[Start Input records]
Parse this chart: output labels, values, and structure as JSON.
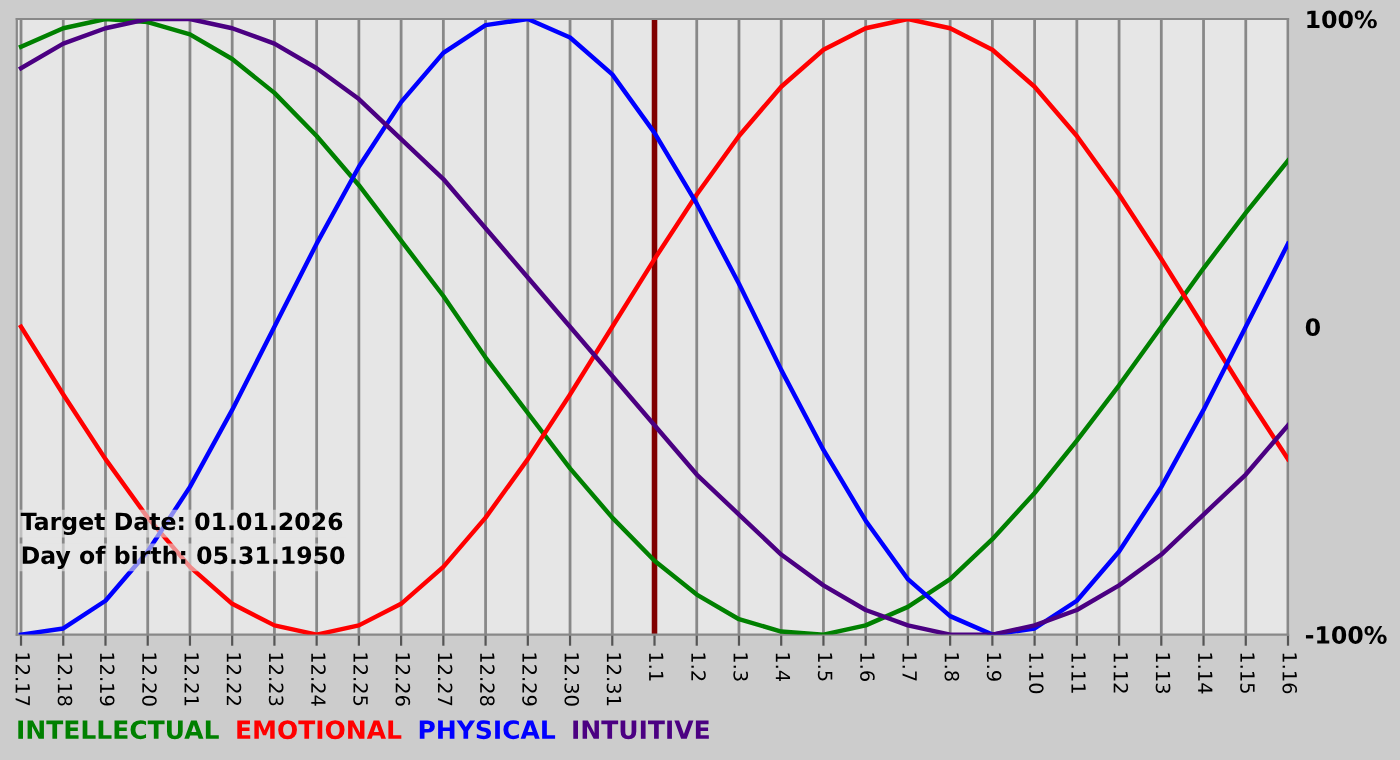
{
  "chart_data": {
    "type": "line",
    "categories": [
      "12.17",
      "12.18",
      "12.19",
      "12.20",
      "12.21",
      "12.22",
      "12.23",
      "12.24",
      "12.25",
      "12.26",
      "12.27",
      "12.28",
      "12.29",
      "12.30",
      "12.31",
      "1.1",
      "1.2",
      "1.3",
      "1.4",
      "1.5",
      "1.6",
      "1.7",
      "1.8",
      "1.9",
      "1.10",
      "1.11",
      "1.12",
      "1.13",
      "1.14",
      "1.15",
      "1.16"
    ],
    "series": [
      {
        "name": "INTELLECTUAL",
        "color": "#008000",
        "values": [
          91,
          97,
          100,
          99,
          95,
          87,
          76,
          62,
          46,
          28,
          10,
          -10,
          -28,
          -46,
          -62,
          -76,
          -87,
          -95,
          -99,
          -100,
          -97,
          -91,
          -82,
          -69,
          -54,
          -37,
          -19,
          0,
          19,
          37,
          54
        ]
      },
      {
        "name": "EMOTIONAL",
        "color": "#ff0000",
        "values": [
          0,
          -22,
          -43,
          -62,
          -78,
          -90,
          -97,
          -100,
          -97,
          -90,
          -78,
          -62,
          -43,
          -22,
          0,
          22,
          43,
          62,
          78,
          90,
          97,
          100,
          97,
          90,
          78,
          62,
          43,
          22,
          0,
          -22,
          -43
        ]
      },
      {
        "name": "PHYSICAL",
        "color": "#0000ff",
        "values": [
          -100,
          -98,
          -89,
          -73,
          -52,
          -27,
          0,
          27,
          52,
          73,
          89,
          98,
          100,
          94,
          82,
          63,
          40,
          14,
          -14,
          -40,
          -63,
          -82,
          -94,
          -100,
          -98,
          -89,
          -73,
          -52,
          -27,
          0,
          27
        ]
      },
      {
        "name": "INTUITIVE",
        "color": "#4b0082",
        "values": [
          84,
          92,
          97,
          100,
          100,
          97,
          92,
          84,
          74,
          61,
          48,
          32,
          16,
          0,
          -16,
          -32,
          -48,
          -61,
          -74,
          -84,
          -92,
          -97,
          -100,
          -100,
          -97,
          -92,
          -84,
          -74,
          -61,
          -48,
          -32
        ]
      }
    ],
    "ylim": [
      -100,
      100
    ],
    "yticks": [
      {
        "value": 100,
        "label": "100%"
      },
      0,
      {
        "value": -100,
        "label": "-100%"
      }
    ],
    "ref_lines": [
      {
        "axis": "x",
        "value": "1.1",
        "color": "#800000"
      }
    ],
    "annotations": [
      "Target Date: 01.01.2026",
      "Day of birth: 05.31.1950"
    ],
    "grid": "x",
    "legend": "bottom"
  }
}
[End Input records]
- Given request
Pick out each line containing "color" and report it.

- Exercise response
        "color": "#008000",
        "color": "#ff0000",
        "color": "#0000ff",
        "color": "#4b0082",
        "color": "#800000"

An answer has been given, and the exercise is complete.